• **Your goal**
Go through the entries below and write each one out exactly.

• **Data in this exercise**
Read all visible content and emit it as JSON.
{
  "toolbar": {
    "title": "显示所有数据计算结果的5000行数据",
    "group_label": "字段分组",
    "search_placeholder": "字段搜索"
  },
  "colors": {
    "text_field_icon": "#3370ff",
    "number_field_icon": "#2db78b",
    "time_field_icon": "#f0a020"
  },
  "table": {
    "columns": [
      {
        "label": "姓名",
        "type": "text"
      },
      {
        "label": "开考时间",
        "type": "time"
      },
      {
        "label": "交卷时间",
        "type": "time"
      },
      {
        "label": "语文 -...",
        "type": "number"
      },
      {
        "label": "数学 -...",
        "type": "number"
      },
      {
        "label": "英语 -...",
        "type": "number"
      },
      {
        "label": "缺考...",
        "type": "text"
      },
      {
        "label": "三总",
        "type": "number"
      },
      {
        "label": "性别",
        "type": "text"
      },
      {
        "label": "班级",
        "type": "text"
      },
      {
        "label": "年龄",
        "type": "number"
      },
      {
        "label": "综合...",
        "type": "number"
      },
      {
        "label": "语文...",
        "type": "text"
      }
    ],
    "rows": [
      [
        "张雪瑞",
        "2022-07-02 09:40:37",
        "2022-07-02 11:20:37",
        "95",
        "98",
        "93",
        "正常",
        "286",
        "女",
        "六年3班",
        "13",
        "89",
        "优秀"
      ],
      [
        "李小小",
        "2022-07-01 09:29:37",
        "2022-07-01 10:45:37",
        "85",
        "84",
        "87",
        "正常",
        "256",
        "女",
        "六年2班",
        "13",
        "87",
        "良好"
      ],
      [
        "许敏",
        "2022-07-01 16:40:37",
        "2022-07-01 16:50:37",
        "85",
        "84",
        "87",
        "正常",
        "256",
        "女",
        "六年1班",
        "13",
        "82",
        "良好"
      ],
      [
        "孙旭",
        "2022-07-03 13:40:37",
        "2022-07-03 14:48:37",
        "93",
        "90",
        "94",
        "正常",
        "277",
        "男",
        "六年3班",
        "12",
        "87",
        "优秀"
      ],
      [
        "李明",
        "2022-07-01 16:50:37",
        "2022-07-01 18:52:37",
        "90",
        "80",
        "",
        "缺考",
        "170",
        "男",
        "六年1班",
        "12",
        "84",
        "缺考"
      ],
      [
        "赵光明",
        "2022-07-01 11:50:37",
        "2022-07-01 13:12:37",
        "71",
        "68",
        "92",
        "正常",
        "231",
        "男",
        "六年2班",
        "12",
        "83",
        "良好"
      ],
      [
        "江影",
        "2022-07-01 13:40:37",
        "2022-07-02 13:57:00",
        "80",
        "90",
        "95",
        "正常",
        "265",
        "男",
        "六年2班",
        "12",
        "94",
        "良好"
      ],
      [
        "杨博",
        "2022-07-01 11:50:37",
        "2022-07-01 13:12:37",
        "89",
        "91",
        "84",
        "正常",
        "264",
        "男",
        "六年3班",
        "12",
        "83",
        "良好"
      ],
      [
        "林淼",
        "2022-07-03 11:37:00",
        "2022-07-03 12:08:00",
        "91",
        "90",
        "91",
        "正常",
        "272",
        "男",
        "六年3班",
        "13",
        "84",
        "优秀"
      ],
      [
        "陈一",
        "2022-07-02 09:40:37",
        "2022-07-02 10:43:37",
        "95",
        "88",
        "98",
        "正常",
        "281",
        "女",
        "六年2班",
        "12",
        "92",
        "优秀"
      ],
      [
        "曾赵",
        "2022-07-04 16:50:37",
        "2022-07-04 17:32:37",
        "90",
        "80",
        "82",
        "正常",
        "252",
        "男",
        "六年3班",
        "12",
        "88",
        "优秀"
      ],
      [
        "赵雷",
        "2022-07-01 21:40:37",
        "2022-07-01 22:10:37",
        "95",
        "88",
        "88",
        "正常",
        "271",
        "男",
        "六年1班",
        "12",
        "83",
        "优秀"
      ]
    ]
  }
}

• **Output for this exercise**
Read all visible content and emit it as JSON.
{
  "toolbar": {
    "title": "显示所有数据计算结果的5000行数据",
    "group_label": "字段分组",
    "search_placeholder": "字段搜索"
  },
  "colors": {
    "text_field_icon": "#3370ff",
    "number_field_icon": "#2db78b",
    "time_field_icon": "#f0a020"
  },
  "table": {
    "columns": [
      {
        "label": "姓名",
        "type": "text"
      },
      {
        "label": "开考时间",
        "type": "time"
      },
      {
        "label": "交卷时间",
        "type": "time"
      },
      {
        "label": "语文 -...",
        "type": "number"
      },
      {
        "label": "数学 -...",
        "type": "number"
      },
      {
        "label": "英语 -...",
        "type": "number"
      },
      {
        "label": "缺考...",
        "type": "text"
      },
      {
        "label": "三总",
        "type": "number"
      },
      {
        "label": "性别",
        "type": "text"
      },
      {
        "label": "班级",
        "type": "text"
      },
      {
        "label": "年龄",
        "type": "number"
      },
      {
        "label": "综合...",
        "type": "number"
      },
      {
        "label": "语文...",
        "type": "text"
      }
    ],
    "rows": [
      [
        "张雪瑞",
        "2022-07-02 09:40:37",
        "2022-07-02 11:20:37",
        "95",
        "98",
        "93",
        "正常",
        "286",
        "女",
        "六年3班",
        "13",
        "89",
        "优秀"
      ],
      [
        "李小小",
        "2022-07-01 09:29:37",
        "2022-07-01 10:45:37",
        "85",
        "84",
        "87",
        "正常",
        "256",
        "女",
        "六年2班",
        "13",
        "87",
        "良好"
      ],
      [
        "许敏",
        "2022-07-01 16:40:37",
        "2022-07-01 16:50:37",
        "85",
        "84",
        "87",
        "正常",
        "256",
        "女",
        "六年1班",
        "13",
        "82",
        "良好"
      ],
      [
        "孙旭",
        "2022-07-03 13:40:37",
        "2022-07-03 14:48:37",
        "93",
        "90",
        "94",
        "正常",
        "277",
        "男",
        "六年3班",
        "12",
        "87",
        "优秀"
      ],
      [
        "李明",
        "2022-07-01 16:50:37",
        "2022-07-01 18:52:37",
        "90",
        "80",
        "",
        "缺考",
        "170",
        "男",
        "六年1班",
        "12",
        "84",
        "缺考"
      ],
      [
        "赵光明",
        "2022-07-01 11:50:37",
        "2022-07-01 13:12:37",
        "71",
        "68",
        "92",
        "正常",
        "231",
        "男",
        "六年2班",
        "12",
        "83",
        "良好"
      ],
      [
        "江影",
        "2022-07-01 13:40:37",
        "2022-07-02 13:57:00",
        "80",
        "90",
        "95",
        "正常",
        "265",
        "男",
        "六年2班",
        "12",
        "94",
        "良好"
      ],
      [
        "杨博",
        "2022-07-01 11:50:37",
        "2022-07-01 13:12:37",
        "89",
        "91",
        "84",
        "正常",
        "264",
        "男",
        "六年3班",
        "12",
        "83",
        "良好"
      ],
      [
        "林淼",
        "2022-07-03 11:37:00",
        "2022-07-03 12:08:00",
        "91",
        "90",
        "91",
        "正常",
        "272",
        "男",
        "六年3班",
        "13",
        "84",
        "优秀"
      ],
      [
        "陈一",
        "2022-07-02 09:40:37",
        "2022-07-02 10:43:37",
        "95",
        "88",
        "98",
        "正常",
        "281",
        "女",
        "六年2班",
        "12",
        "92",
        "优秀"
      ],
      [
        "曾赵",
        "2022-07-04 16:50:37",
        "2022-07-04 17:32:37",
        "90",
        "80",
        "82",
        "正常",
        "252",
        "男",
        "六年3班",
        "12",
        "88",
        "优秀"
      ],
      [
        "赵雷",
        "2022-07-01 21:40:37",
        "2022-07-01 22:10:37",
        "95",
        "88",
        "88",
        "正常",
        "271",
        "男",
        "六年1班",
        "12",
        "83",
        "优秀"
      ]
    ]
  }
}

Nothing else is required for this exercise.